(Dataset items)
———

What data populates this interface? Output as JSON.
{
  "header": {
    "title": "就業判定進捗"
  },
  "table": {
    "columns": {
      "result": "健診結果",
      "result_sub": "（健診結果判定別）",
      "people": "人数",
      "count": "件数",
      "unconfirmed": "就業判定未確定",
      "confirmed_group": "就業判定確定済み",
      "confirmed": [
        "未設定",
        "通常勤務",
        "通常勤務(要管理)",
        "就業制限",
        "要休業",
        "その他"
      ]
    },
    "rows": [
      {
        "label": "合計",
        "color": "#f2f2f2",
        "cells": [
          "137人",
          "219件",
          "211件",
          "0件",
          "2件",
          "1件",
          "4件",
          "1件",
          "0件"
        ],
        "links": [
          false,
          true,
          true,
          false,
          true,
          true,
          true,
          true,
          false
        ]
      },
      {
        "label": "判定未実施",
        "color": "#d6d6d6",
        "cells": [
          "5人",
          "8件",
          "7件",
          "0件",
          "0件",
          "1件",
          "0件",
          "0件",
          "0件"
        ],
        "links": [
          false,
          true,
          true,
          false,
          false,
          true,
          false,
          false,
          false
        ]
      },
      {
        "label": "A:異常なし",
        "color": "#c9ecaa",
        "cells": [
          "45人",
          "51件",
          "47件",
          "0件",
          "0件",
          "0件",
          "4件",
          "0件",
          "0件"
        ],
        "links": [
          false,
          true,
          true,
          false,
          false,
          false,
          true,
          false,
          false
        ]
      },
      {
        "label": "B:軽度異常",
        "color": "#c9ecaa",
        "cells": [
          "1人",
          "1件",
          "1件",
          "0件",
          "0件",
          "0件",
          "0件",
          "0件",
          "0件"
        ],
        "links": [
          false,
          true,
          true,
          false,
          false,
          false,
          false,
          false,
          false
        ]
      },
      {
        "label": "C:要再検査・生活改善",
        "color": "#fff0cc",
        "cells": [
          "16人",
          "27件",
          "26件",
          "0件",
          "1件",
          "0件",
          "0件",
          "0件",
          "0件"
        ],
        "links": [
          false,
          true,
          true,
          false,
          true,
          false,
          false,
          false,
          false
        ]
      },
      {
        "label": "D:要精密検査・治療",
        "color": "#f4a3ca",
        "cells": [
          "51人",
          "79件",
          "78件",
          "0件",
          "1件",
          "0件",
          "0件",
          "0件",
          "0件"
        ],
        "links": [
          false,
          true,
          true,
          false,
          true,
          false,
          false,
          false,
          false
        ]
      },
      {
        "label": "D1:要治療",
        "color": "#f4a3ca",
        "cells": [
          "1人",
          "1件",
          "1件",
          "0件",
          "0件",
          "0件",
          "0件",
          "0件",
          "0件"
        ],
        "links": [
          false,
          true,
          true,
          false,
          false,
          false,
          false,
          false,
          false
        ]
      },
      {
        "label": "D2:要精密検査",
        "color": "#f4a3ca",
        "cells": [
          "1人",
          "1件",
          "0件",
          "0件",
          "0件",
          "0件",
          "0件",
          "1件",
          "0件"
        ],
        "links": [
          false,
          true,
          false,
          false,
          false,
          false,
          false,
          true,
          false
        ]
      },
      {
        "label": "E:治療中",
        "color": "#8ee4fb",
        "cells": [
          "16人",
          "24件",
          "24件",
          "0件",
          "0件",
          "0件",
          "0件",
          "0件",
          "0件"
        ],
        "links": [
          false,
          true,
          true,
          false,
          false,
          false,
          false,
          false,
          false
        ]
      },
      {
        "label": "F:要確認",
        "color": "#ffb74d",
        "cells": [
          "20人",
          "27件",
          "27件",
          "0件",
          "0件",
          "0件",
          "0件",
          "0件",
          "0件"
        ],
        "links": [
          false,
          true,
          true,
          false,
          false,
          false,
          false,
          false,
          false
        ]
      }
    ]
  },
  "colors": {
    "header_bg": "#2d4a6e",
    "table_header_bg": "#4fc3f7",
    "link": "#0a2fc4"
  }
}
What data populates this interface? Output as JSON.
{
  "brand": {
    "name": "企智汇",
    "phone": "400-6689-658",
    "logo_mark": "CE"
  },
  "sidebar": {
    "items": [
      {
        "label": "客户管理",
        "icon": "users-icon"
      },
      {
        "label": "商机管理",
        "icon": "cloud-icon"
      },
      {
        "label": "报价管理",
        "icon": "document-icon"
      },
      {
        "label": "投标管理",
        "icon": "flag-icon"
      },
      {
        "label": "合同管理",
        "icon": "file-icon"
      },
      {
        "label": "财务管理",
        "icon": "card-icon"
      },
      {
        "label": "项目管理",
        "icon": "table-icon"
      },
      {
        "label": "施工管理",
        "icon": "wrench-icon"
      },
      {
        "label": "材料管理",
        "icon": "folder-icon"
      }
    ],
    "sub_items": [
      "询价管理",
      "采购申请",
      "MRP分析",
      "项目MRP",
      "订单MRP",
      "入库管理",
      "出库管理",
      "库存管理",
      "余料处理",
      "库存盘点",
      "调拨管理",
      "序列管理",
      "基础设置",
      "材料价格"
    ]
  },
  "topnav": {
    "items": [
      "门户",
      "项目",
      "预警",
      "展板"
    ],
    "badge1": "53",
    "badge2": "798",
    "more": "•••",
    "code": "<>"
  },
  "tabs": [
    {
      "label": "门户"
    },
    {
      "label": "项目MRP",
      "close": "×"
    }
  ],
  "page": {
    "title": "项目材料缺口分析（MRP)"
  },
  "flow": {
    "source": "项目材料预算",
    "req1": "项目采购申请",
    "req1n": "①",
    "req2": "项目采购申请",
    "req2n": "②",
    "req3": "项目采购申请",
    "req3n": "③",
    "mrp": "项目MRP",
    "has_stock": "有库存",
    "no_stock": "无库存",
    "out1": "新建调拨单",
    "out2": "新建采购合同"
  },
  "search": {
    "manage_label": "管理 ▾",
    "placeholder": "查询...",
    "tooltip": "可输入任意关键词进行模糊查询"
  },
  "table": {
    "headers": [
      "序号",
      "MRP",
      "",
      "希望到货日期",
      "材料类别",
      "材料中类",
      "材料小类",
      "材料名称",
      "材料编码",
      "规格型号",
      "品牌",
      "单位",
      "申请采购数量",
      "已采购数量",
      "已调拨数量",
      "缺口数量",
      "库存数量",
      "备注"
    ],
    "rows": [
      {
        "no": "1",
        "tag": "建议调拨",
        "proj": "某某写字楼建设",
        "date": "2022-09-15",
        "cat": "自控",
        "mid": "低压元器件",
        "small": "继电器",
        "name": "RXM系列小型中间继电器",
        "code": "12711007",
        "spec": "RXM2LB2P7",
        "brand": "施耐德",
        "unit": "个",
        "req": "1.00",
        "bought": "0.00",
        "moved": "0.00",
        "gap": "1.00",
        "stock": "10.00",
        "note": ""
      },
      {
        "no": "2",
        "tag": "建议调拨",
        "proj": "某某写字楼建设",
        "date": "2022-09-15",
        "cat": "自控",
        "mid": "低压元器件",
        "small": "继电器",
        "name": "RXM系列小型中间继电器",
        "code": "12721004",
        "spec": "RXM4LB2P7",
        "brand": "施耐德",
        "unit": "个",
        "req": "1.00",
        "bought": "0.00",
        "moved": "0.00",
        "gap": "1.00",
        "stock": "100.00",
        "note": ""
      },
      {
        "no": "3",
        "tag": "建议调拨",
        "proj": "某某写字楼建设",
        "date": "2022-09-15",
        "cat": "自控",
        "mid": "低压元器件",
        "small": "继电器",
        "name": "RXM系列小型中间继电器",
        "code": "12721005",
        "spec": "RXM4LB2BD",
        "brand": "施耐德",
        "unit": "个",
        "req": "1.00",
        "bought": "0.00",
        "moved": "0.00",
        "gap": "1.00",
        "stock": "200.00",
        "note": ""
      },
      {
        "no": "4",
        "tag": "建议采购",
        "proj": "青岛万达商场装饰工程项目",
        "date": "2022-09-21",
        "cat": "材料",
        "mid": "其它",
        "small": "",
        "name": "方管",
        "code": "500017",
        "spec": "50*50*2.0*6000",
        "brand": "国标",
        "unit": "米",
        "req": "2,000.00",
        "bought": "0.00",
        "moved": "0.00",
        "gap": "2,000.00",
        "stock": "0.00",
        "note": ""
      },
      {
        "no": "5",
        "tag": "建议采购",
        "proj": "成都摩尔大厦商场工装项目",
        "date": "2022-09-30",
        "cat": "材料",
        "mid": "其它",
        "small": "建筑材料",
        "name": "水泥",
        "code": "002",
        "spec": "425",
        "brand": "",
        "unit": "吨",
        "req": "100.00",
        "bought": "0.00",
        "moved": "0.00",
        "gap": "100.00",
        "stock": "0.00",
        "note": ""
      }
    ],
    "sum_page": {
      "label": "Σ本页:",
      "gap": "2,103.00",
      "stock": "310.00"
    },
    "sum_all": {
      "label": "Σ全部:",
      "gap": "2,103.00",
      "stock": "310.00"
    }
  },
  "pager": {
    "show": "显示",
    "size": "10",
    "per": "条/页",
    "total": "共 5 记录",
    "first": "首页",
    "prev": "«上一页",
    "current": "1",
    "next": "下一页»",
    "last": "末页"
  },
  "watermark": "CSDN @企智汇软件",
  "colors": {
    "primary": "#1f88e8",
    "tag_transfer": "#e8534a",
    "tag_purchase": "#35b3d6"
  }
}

———

■ **Requirements**
Only a number is wanted: how many lines contain "icon"?

■ **Exercise output**
9